Dave Eberhart, NewsMax.com
Friday, July 25, 2003
On Thursday night, NBC News’ Brian Williams reported on the media’s current policy of not reporting the name of alleged rape victims, and featured radio host Tom Leykis.

Back in 1991, when allegations of rape haunted William Kennedy Smith, two major press outlets – NBC News and the New York Times – saw fit to break with journalistic standards and release the name of Smith’s accuser.

At the time, critics of NBC and the Times said the release of the name was no surprise from liberal media outlets that had long been sympathetic to the Kennedys.

But today, NBC and the Times are not releasing the name of Kobe Bryant's accuser. In fact, the Kennedy Smith case was the only time these major media outlets revealed the identity of a rape victim.

And Thursday night, when NBC News featured the Kobe controversy and the media’s no-name policy, reporter Brian Williams conveniently failed to reveal that NBC itself had made public the alleged victim’s name in the Kennedy Smith case.

But that fact didn’t stop NBC News from joining in critical press coverage of Tom Leykis, host of a radio talk show based in Los Angeles and heard on 60 stations around the country, who has revealed the name of Bryant’s accuser.

Leykis has been bandying her name around for days under the refrain: “We’re told that rape is violence, not sex, and if that’s true there’s no reason she should feel shame or embarrassment.”

To those news consumers who stick to the mainstream media, rape suspect Kobe Bryant’s accuser remains a nameless and faceless “19-year-old woman.”

Others, however, who dig into the Internet jungle will eventually dredge up a name, address, telephone number and e-mail address – as well as a collection of pictures that may or may not be the alleged victim. In fact, a woman who has been reportedly misidentified on the Internet as Bryant’s accuser has hired an attorney.

Now that the cat is more or less out of the bag with the Leykis disclosure, why haven’t the general media floodgates opened? The answer is not easy – any more than constitutional law is easy.

Involved is a multi-layered, shaken-not-stirred cocktail of freedom of press and speech, state laws, federal statutes and Supreme Court rulings – blended with equal measures of tradition, basic decency, fairness and a dash of Common Law.

Tasks to complete
**1.** In the news article, on how many stations is Tom Leykis's radio talk show heard?
**2.** Write the next part of the news article on naming rape accusers, starting after its final sentence.
The listing here has no connection to the news article.

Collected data
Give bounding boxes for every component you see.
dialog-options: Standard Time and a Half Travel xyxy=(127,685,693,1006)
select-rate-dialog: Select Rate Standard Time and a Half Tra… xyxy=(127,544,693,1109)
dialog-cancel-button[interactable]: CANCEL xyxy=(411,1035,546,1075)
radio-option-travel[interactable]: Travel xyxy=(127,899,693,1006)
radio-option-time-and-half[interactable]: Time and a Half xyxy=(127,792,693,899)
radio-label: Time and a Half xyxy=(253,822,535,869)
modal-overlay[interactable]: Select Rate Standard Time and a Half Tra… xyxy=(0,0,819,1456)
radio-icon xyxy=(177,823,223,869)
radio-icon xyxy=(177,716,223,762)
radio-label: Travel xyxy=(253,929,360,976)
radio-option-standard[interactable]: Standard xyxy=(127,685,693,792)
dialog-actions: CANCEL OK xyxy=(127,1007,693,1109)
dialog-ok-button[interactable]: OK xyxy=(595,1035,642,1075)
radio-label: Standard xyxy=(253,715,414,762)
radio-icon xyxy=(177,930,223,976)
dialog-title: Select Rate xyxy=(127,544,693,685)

Task answers
**1.** 60 stations around the country.

**2.**
The William Kennedy Smith Case

In April 1991, following a woman’s allegations that she had been raped by Sen. Edward Kennedy’s nephew William Kennedy Smith, NBC News, in a controversial move, defying a time-honored tradition in the mainstream media, reported the name of the alleged victim – without her consent.

Hours later, the venerable New York Times also published the woman’s name, asserting that the NBC disclosure had already made her name public knowledge.

To this day, some folks mistakenly wholly credit the Times for the disclosure – a conclusion that the Times public relations folks were quick to qualify to NewsMax.

“Our decision engendered a national debate [not to mention a national backlash]," said Michael Gartner, then president of NBC News, who made the decision to go public with the victim’s name after long – but not necessarily democratic – deliberations with his news staff.

“Rape is rarely a national story. If another rape becomes a big story, we will have the same debate again. The position at NBC News is this: we will consider the naming of rape victims or alleged rape victims on a case-by-case basis,” Gartner concluded.

Brave words in 1991, but the world has turned around many times since then, becoming kinder and gentler and more protective of crime victims with each revolution.

Or has it?

Placed in historical prospective, the Smith accuser name disclosure appears to be an anomaly, perhaps even the classic exception that proves the rule.

And, according to all the best evidence – as silently embodied in the NBC News and the N.Y. Times’ nameless-victim coverage of the Kobe affair thus far – an exception not likely to be repeated.

Why not repeated? There appears to be more than a desire not to reprise the furor from the 1991 disclosure at work. Perhaps Bryant doesn’t have well-placed friends at such outlets as NBC and the Times – friends who would have the accuser’s name front and center, and let her suffer some of the same humiliation Bryant has suffered as the accused.

Back to Basics

Folks who teach journalism at such hallowed halls as Columbia University say that not disclosing the name of the rape victim unless given consent is a matter of policy and tradition – not law. In fact, only two states, Florida and South Carolina, still outright prohibit the publication of rape victims’ names, and the future of those laws is uncertain.

But no exhaustive discussion, democratic or otherwise, of the rape victim name disclosure issue can dismiss the law outright. Today, all 50 states have passed some form of a statutory crime victims’ bill of rights, and 29 have amended their constitutions to include rights for crime victims.

At the federal level, the Victims’ Rights and Restitution Act of 1990, along with other laws, gave victims of federal crime many of the rights accorded at the state level. Many of these statutory provisions touch and concern the victim’s right to – and, indeed, need for – privacy.

A case that happened in Georgia in August of 1971 helps explain where things have settled today.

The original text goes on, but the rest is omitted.